Task instructions: Find the string "clock" in the entries and copy each line that has it.

start Material

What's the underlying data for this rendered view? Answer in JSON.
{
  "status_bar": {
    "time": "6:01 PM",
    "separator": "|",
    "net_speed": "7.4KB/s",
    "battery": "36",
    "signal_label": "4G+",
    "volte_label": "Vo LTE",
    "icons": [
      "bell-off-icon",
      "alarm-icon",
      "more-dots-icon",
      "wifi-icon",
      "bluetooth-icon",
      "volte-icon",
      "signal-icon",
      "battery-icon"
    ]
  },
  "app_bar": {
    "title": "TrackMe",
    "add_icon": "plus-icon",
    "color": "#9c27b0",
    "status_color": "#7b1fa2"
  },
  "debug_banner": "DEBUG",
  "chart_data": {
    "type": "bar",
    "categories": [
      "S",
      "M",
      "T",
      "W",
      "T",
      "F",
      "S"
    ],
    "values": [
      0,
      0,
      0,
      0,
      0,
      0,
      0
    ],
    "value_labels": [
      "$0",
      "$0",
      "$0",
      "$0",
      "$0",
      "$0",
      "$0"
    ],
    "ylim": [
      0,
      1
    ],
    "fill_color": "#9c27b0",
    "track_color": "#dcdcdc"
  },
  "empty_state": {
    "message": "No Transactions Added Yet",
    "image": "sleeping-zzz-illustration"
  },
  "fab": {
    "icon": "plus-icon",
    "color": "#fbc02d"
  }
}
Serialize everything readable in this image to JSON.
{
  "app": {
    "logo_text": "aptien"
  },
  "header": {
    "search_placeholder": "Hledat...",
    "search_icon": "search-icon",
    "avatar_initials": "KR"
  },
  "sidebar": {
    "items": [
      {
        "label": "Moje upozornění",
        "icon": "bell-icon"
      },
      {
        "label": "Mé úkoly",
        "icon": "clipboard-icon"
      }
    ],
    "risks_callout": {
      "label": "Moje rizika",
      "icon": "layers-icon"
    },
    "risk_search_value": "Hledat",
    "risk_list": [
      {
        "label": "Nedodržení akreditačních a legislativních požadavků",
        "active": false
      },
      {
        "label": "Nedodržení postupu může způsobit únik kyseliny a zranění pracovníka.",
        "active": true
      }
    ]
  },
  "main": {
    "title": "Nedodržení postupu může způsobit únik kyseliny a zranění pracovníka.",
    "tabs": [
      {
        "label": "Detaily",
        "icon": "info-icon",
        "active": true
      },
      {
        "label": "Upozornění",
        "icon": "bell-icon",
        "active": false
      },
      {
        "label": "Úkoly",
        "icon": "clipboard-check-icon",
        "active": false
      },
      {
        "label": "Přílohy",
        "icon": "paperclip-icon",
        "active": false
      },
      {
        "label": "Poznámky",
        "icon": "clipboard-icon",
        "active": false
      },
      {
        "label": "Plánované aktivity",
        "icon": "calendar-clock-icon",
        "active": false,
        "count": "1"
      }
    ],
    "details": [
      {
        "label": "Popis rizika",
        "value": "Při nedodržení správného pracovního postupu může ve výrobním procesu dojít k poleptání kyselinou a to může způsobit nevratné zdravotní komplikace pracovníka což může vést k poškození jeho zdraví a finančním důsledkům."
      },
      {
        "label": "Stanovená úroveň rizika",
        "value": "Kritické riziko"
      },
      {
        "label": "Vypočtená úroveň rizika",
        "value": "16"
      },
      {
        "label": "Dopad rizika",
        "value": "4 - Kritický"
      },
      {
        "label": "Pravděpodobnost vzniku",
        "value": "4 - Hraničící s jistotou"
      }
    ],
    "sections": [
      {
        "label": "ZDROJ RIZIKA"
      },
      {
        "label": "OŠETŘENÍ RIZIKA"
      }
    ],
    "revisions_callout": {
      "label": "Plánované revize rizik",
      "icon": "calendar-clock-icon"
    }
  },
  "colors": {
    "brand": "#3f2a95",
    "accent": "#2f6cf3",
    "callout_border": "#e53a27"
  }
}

end Material

Reply to the exercise:
        "icon": "calendar-clock-icon",
      "icon": "calendar-clock-icon"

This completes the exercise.